→ Problem statement
Set down every record below exactly as it stands, leaving out the pictures.

Material for this task Block Start

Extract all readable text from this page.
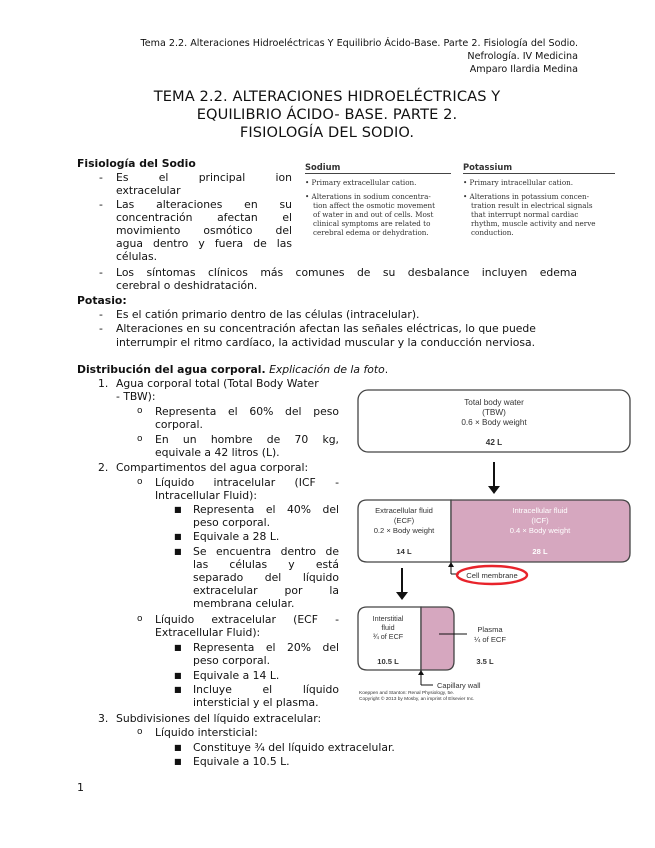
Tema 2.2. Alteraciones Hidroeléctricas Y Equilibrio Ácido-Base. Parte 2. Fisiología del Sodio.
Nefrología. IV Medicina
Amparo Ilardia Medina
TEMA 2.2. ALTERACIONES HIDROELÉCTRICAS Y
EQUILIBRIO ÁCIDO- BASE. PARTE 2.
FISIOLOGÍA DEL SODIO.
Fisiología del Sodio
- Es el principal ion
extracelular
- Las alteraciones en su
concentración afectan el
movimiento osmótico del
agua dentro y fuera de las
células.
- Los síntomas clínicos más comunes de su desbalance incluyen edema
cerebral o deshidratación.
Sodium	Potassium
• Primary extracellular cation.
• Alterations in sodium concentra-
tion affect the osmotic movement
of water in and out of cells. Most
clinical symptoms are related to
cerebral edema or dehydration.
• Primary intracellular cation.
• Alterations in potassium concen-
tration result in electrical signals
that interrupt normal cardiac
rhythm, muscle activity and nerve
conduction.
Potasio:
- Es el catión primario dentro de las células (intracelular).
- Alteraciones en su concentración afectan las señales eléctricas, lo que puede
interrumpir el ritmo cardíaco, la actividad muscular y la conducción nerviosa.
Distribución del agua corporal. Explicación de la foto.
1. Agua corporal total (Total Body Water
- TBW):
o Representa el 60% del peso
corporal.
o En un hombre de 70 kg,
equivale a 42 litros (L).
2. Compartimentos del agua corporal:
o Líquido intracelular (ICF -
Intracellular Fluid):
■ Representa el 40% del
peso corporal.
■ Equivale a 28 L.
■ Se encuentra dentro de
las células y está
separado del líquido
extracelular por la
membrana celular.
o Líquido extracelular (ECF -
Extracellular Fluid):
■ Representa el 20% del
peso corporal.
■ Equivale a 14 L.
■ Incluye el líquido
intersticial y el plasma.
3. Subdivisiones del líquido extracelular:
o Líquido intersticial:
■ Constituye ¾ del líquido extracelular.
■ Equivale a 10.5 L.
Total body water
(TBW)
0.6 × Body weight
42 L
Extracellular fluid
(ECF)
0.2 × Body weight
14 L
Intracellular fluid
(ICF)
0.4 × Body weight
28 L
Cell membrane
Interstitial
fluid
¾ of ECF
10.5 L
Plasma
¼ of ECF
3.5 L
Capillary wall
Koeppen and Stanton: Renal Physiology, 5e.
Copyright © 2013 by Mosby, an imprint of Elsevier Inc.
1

Material for this task Block End

→ Exercise answer
Extract all readable text from this page.
Tema 2.2. Alteraciones Hidroeléctricas Y Equilibrio Ácido-Base. Parte 2. Fisiología del Sodio.
Nefrología. IV Medicina
Amparo Ilardia Medina
TEMA 2.2. ALTERACIONES HIDROELÉCTRICAS Y
EQUILIBRIO ÁCIDO- BASE. PARTE 2.
FISIOLOGÍA DEL SODIO.
Fisiología del Sodio
- Es el principal ion
extracelular
- Las alteraciones en su
concentración afectan el
movimiento osmótico del
agua dentro y fuera de las
células.
- Los síntomas clínicos más comunes de su desbalance incluyen edema
cerebral o deshidratación.
Sodium	Potassium
• Primary extracellular cation.
• Alterations in sodium concentra-
tion affect the osmotic movement
of water in and out of cells. Most
clinical symptoms are related to
cerebral edema or dehydration.
• Primary intracellular cation.
• Alterations in potassium concen-
tration result in electrical signals
that interrupt normal cardiac
rhythm, muscle activity and nerve
conduction.
Potasio:
- Es el catión primario dentro de las células (intracelular).
- Alteraciones en su concentración afectan las señales eléctricas, lo que puede
interrumpir el ritmo cardíaco, la actividad muscular y la conducción nerviosa.
Distribución del agua corporal. Explicación de la foto.
1. Agua corporal total (Total Body Water
- TBW):
o Representa el 60% del peso
corporal.
o En un hombre de 70 kg,
equivale a 42 litros (L).
2. Compartimentos del agua corporal:
o Líquido intracelular (ICF -
Intracellular Fluid):
■ Representa el 40% del
peso corporal.
■ Equivale a 28 L.
■ Se encuentra dentro de
las células y está
separado del líquido
extracelular por la
membrana celular.
o Líquido extracelular (ECF -
Extracellular Fluid):
■ Representa el 20% del
peso corporal.
■ Equivale a 14 L.
■ Incluye el líquido
intersticial y el plasma.
3. Subdivisiones del líquido extracelular:
o Líquido intersticial:
■ Constituye ¾ del líquido extracelular.
■ Equivale a 10.5 L.
Total body water
(TBW)
0.6 × Body weight
42 L
Extracellular fluid
(ECF)
0.2 × Body weight
14 L
Intracellular fluid
(ICF)
0.4 × Body weight
28 L
Cell membrane
Interstitial
fluid
¾ of ECF
10.5 L
Plasma
¼ of ECF
3.5 L
Capillary wall
Koeppen and Stanton: Renal Physiology, 5e.
Copyright © 2013 by Mosby, an imprint of Elsevier Inc.
1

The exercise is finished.